TASK DETAILS: Locate and copy each line in the data that contains the word "icon".

Stored data entries

────────────────────

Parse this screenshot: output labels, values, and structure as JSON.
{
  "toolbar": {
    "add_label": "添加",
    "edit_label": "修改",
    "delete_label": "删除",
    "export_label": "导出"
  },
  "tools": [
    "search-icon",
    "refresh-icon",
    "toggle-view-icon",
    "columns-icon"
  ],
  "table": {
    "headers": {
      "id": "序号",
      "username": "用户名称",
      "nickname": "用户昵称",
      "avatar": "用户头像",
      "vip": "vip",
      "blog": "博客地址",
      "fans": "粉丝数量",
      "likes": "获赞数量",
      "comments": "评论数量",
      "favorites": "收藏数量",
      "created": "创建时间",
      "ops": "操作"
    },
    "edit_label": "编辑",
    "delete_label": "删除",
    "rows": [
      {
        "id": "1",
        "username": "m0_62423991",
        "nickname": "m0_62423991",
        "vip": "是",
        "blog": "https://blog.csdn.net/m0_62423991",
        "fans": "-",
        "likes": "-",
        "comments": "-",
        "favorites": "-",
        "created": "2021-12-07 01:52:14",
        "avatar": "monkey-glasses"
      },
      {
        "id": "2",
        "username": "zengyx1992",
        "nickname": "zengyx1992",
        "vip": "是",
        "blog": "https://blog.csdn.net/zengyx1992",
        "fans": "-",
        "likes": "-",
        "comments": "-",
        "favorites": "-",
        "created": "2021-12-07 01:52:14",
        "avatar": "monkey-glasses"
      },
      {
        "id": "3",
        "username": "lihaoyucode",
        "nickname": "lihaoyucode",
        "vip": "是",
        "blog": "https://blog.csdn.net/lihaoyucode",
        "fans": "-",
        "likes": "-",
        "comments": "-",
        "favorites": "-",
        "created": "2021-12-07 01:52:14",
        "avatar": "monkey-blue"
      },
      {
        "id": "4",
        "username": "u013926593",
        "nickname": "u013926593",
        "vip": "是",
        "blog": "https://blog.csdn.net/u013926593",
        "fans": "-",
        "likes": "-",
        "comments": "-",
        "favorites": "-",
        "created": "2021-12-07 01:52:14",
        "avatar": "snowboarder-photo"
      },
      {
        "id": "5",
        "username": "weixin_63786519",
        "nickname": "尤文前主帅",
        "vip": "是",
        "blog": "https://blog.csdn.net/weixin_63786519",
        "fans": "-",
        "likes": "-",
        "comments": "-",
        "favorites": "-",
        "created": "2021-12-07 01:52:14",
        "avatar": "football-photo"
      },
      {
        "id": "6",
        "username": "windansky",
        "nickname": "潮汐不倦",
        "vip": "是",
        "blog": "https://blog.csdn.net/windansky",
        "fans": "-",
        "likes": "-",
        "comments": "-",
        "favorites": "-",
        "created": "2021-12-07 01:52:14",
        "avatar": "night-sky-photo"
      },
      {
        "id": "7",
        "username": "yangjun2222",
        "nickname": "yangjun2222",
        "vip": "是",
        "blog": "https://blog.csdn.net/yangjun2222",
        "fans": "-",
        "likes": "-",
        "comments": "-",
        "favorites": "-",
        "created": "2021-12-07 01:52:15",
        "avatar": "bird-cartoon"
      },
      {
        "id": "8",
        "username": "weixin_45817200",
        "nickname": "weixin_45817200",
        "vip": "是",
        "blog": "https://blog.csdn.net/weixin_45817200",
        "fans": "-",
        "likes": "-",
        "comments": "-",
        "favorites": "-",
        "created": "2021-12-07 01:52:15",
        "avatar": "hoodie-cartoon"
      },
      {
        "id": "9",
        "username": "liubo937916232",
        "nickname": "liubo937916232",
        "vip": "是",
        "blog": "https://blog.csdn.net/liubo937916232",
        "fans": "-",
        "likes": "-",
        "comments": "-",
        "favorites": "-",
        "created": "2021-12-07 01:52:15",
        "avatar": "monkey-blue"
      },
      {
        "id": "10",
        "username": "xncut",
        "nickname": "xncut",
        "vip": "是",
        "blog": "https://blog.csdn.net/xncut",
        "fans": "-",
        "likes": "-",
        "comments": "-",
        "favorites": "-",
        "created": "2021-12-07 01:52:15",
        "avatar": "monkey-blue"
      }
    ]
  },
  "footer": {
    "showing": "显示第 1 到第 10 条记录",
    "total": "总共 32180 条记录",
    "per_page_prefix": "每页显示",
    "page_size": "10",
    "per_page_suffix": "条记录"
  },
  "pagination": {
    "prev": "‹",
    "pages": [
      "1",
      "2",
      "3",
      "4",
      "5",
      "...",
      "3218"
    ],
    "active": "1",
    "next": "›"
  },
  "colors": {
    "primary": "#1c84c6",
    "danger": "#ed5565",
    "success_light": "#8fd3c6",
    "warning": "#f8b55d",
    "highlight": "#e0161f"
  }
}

────────────────────

THE SOLUTION:
    "search-icon",
    "refresh-icon",
    "toggle-view-icon",
    "columns-icon"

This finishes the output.